* EXERCISE: Gather every line of the records that contains the word "Ajokiellon" and copy each one out in full.

* Labeled region entries:
BEGIN
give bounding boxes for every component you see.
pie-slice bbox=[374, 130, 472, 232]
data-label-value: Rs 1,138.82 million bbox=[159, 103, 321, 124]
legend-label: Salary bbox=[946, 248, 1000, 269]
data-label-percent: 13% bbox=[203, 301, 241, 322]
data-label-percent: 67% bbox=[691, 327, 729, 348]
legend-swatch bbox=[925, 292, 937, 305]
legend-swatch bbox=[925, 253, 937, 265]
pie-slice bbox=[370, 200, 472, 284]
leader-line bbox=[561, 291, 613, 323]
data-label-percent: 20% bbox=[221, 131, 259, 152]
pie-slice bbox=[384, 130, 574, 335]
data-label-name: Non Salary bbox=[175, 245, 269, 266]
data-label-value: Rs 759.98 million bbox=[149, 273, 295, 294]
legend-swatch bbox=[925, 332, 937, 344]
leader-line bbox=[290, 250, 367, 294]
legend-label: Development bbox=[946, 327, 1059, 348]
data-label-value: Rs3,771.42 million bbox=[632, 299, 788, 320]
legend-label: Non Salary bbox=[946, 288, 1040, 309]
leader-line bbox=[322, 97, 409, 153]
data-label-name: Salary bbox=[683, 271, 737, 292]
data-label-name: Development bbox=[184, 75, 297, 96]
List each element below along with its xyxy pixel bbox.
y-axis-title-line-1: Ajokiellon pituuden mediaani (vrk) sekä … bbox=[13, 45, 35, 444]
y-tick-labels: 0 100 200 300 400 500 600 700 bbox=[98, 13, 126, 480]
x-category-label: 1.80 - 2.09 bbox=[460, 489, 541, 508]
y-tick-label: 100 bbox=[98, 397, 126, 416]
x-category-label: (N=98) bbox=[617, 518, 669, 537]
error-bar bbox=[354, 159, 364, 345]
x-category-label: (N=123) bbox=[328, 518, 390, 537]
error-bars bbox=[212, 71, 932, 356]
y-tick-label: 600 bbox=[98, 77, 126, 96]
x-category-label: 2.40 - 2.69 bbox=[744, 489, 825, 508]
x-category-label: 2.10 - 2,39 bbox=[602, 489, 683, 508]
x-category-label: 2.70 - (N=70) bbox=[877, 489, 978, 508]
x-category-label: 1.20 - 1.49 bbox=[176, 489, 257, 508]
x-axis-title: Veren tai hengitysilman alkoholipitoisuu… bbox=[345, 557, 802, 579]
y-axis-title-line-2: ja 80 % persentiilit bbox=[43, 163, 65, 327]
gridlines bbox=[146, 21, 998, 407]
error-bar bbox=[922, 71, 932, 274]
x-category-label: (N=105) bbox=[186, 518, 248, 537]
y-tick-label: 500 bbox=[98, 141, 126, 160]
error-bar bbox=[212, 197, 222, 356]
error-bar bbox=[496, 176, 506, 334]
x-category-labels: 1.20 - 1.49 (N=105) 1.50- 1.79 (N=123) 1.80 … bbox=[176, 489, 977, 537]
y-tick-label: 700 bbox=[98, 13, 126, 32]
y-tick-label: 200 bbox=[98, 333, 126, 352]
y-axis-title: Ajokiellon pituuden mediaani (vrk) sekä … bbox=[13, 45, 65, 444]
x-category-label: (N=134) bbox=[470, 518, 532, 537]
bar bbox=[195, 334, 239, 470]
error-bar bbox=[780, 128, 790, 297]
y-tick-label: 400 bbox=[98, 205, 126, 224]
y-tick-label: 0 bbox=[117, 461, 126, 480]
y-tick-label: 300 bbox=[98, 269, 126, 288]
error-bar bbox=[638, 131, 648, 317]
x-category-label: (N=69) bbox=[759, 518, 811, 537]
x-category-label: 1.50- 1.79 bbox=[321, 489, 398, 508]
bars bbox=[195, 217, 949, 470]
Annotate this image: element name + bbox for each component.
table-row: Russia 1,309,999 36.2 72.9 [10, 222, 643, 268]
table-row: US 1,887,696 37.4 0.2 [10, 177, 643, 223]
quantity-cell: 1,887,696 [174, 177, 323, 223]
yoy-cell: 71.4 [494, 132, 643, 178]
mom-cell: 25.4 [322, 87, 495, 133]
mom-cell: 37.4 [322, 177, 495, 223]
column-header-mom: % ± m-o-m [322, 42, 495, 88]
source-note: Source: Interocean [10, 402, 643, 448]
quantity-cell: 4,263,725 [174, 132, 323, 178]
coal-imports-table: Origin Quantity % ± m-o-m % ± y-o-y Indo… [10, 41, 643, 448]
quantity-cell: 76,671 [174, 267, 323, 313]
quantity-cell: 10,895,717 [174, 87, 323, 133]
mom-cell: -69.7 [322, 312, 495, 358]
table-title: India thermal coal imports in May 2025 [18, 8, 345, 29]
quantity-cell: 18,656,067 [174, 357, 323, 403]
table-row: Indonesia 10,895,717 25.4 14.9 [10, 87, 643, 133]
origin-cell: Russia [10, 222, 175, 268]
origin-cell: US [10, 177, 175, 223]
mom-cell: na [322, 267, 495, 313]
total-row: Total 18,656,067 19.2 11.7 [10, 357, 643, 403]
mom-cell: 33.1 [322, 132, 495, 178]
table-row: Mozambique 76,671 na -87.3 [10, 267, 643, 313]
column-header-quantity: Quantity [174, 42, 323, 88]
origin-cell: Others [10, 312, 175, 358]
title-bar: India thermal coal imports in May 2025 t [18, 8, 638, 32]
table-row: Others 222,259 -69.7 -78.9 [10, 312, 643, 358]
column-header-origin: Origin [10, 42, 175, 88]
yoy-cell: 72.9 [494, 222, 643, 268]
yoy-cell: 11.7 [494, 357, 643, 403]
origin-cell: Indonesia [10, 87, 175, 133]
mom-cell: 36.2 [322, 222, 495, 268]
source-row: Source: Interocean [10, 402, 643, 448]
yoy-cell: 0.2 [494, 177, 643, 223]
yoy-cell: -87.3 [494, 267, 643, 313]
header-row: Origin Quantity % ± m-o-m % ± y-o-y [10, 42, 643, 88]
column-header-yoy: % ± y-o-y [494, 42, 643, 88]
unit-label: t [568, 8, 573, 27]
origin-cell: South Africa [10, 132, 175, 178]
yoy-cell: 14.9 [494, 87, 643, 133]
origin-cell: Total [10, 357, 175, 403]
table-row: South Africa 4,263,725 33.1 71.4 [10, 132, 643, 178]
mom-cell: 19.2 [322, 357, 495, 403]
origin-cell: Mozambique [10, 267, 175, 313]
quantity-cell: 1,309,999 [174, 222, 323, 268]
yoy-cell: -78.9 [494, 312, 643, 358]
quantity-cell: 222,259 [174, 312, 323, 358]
END
* FINISHED EXERCISE:
y-axis-title-line-1: Ajokiellon pituuden mediaani (vrk) sekä … bbox=[13, 45, 35, 444]
y-axis-title: Ajokiellon pituuden mediaani (vrk) sekä … bbox=[13, 45, 65, 444]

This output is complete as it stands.